§ Document:
^^^^

Wahab (Migration)
[2020] AATA 150
•23 January 2020
Wahab (Migration) [2020] AATA 150 (23 January 2020)
DECISION RECORD
DIVISION:Migration & Refugee Division
APPLICANT: Mr Abdul Wahab
CASE NUMBER: 1933818
HOME AFFAIRS REFERENCE(S): BCC2019/3240334
MEMBER:Peter Booth
DATE:23 January 2020
PLACE OF DECISION: Melbourne
DECISION:The Tribunal affirms the decision to cancel the applicant’s Class TU visa.
Statement made on 23 January 2020 at 12:38pm
CATCHWORDS
MIGRATION – cancellation – Student (Temporary) (Class TU) visa – Subclass 500 (Student) – ground for cancellation – enrolment – not enrolled at the required AQF level – consideration of discretion – life stressors – mother’s ill health – responsibility to comply with visa conditions – decision under review affirmed
LEGISLATION
Migration Act 1958 (Cth), s 116
Migration Regulations 1994 (Cth), Schedule 8, Condition 8202
STATEMENT OF DECISION AND REASONS
APPLICATION FOR REVIEW
This is an application for review of a decision dated 29 October 2019 made by a delegate of the Minister for Home Affairs to cancel the applicant’s Subclass 500 (Student) visa under s.116(1)(b) of the Migration Act 1958 (the Act).

^^^^

[Element and region listings]

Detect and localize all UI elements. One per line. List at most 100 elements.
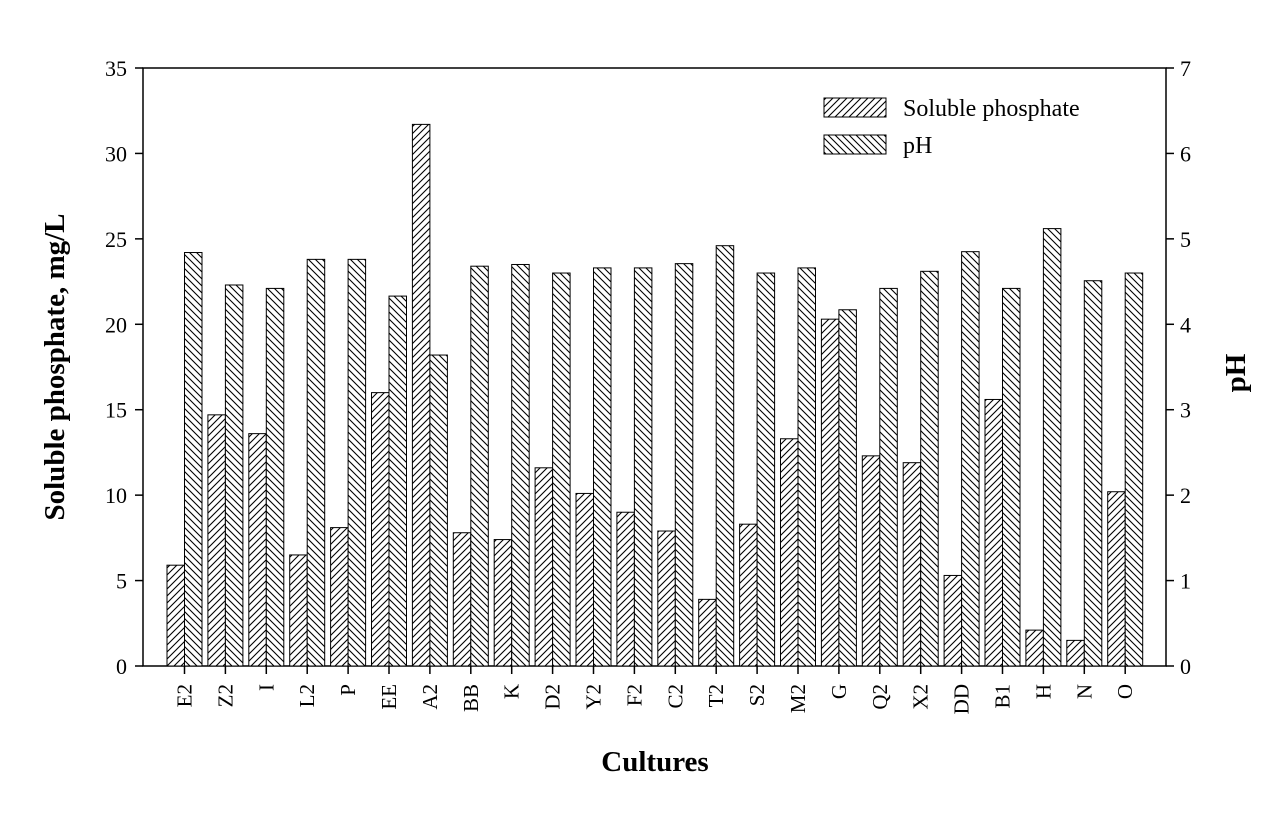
bar-soluble-phosphate-a2 [411,123,431,667]
x-category-label-p: P [336,684,360,696]
x-category-label-q2: Q2 [868,684,892,710]
x-category-label-t2: T2 [704,684,728,707]
bar-soluble-phosphate-t2 [698,598,717,667]
bar-ph-i [265,287,285,667]
x-category-label-dd: DD [950,684,974,714]
bar-ph-bb [470,265,489,667]
bar-soluble-phosphate-x2 [902,462,922,667]
bar-ph-s2 [756,272,776,667]
x-category-label-i: I [254,684,278,691]
bar-soluble-phosphate-dd [943,574,963,667]
bar-ph-p [347,258,367,667]
x-category-label-z2: Z2 [213,684,237,707]
x-category-label-b1: B1 [991,684,1015,709]
ph-bars [184,228,1144,667]
legend: Soluble phosphate pH [823,96,1080,159]
left-tick-label: 25 [105,227,127,252]
x-category-label-d2: D2 [541,684,565,710]
bar-soluble-phosphate-f2 [616,511,635,667]
bar-soluble-phosphate-g [820,318,840,667]
bar-ph-n [1083,280,1103,667]
bar-soluble-phosphate-q2 [861,455,881,667]
bar-soluble-phosphate-l2 [289,554,308,667]
bar-ph-h [1042,228,1062,667]
bar-soluble-phosphate-k [493,539,513,667]
bar-ph-dd [961,251,980,667]
x-category-label-h: H [1031,684,1055,699]
legend-swatch-ph [823,134,887,155]
bar-soluble-phosphate-n [1066,639,1085,667]
left-tick-label: 10 [105,483,127,508]
bar-soluble-phosphate-b1 [984,398,1003,667]
bar-soluble-phosphate-d2 [534,467,554,667]
bar-ph-g [838,309,857,667]
x-category-label-c2: C2 [663,684,687,709]
right-tick-label: 5 [1180,227,1191,252]
left-tick-label: 5 [116,569,127,594]
y2-axis-title: pH [1220,353,1252,392]
x-category-label-k: K [500,684,524,699]
bar-ph-m2 [797,267,816,667]
right-tick-label: 4 [1180,312,1191,337]
bar-ph-k [511,263,530,667]
x-category-label-f2: F2 [622,684,646,706]
right-tick-label: 3 [1180,398,1191,423]
bar-ph-ee [388,295,407,667]
legend-label-soluble-phosphate: Soluble phosphate [903,96,1080,122]
x-category-label-s2: S2 [745,684,769,706]
x-category-label-e2: E2 [173,684,197,707]
bar-soluble-phosphate-bb [452,532,472,667]
bar-ph-e2 [184,252,203,667]
left-tick-label: 35 [105,56,127,81]
x-category-label-o: O [1113,684,1137,699]
bar-soluble-phosphate-y2 [575,492,594,667]
right-tick-label: 7 [1180,56,1191,81]
soluble-phosphate-bars [166,123,1126,667]
x-category-label-n: N [1072,684,1096,699]
x-category-label-a2: A2 [418,684,442,710]
bar-ph-b1 [1002,287,1021,667]
left-tick-label: 30 [105,141,127,166]
left-axis-ticks: 0 5 10 15 20 25 30 35 [105,56,143,679]
x-category-label-g: G [827,684,851,699]
bar-soluble-phosphate-h [1025,629,1044,667]
legend-swatch-soluble-phosphate [823,97,887,118]
bar-soluble-phosphate-i [248,433,267,667]
x-axis-title: Cultures [601,746,708,778]
bar-soluble-phosphate-s2 [739,523,758,667]
x-axis-categories: E2 Z2 I L2 P EE A2 BB K D2 Y2 F2 C2 T2 S2 M2 G Q2 X2 DD B1 H N… [173,666,1137,714]
bar-ph-q2 [879,287,898,667]
plot-frame [142,67,1167,667]
bar-soluble-phosphate-m2 [780,438,799,667]
bar-soluble-phosphate-o [1107,491,1126,667]
left-tick-label: 15 [105,398,127,423]
x-category-label-m2: M2 [786,684,810,713]
bar-ph-d2 [552,272,571,667]
x-category-label-ee: EE [377,684,401,710]
bar-ph-y2 [593,267,612,667]
bar-ph-x2 [920,270,939,667]
bar-ph-a2 [429,354,448,667]
bar-ph-t2 [715,245,735,667]
bar-ph-f2 [633,267,653,667]
x-category-label-l2: L2 [295,684,319,707]
right-tick-label: 2 [1180,483,1191,508]
right-axis-ticks: 0 1 2 3 4 5 6 7 [1166,56,1191,679]
x-category-label-y2: Y2 [582,684,606,710]
right-tick-label: 1 [1180,569,1191,594]
legend-label-ph: pH [903,133,932,159]
bar-soluble-phosphate-c2 [657,530,676,667]
bar-ph-o [1124,272,1144,667]
right-tick-label: 6 [1180,141,1191,166]
bar-soluble-phosphate-e2 [166,564,185,667]
x-category-label-bb: BB [459,684,483,712]
left-tick-label: 0 [116,654,127,679]
bar-soluble-phosphate-z2 [207,414,226,667]
bar-ph-l2 [306,258,326,667]
right-tick-label: 0 [1180,654,1191,679]
left-tick-label: 20 [105,312,127,337]
y-axis-title: Soluble phosphate, mg/L [39,213,71,520]
bar-soluble-phosphate-ee [371,392,390,667]
bar-ph-c2 [674,263,694,667]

^^^^

§ Requests:
1. In the decision record, write out the text from "DECISION RECORD" to "Class TU visa.", substituting "Sydney" for "Melbourne".
2. According to the catchwords of the decision record, on what ground was the applicant's student visa cancelled?

§ Answers to the exercise:
1.
DECISION RECORD
DIVISION:Migration & Refugee Division
APPLICANT: Mr Abdul Wahab
CASE NUMBER: 1933818
HOME AFFAIRS REFERENCE(S): BCC2019/3240334
MEMBER:Peter Booth
DATE:23 January 2020
PLACE OF DECISION: Sydney
DECISION:The Tribunal affirms the decision to cancel the applicant’s Class TU visa.

2. The visa was cancelled on a ground concerning enrolment: the applicant was not enrolled at the required AQF level.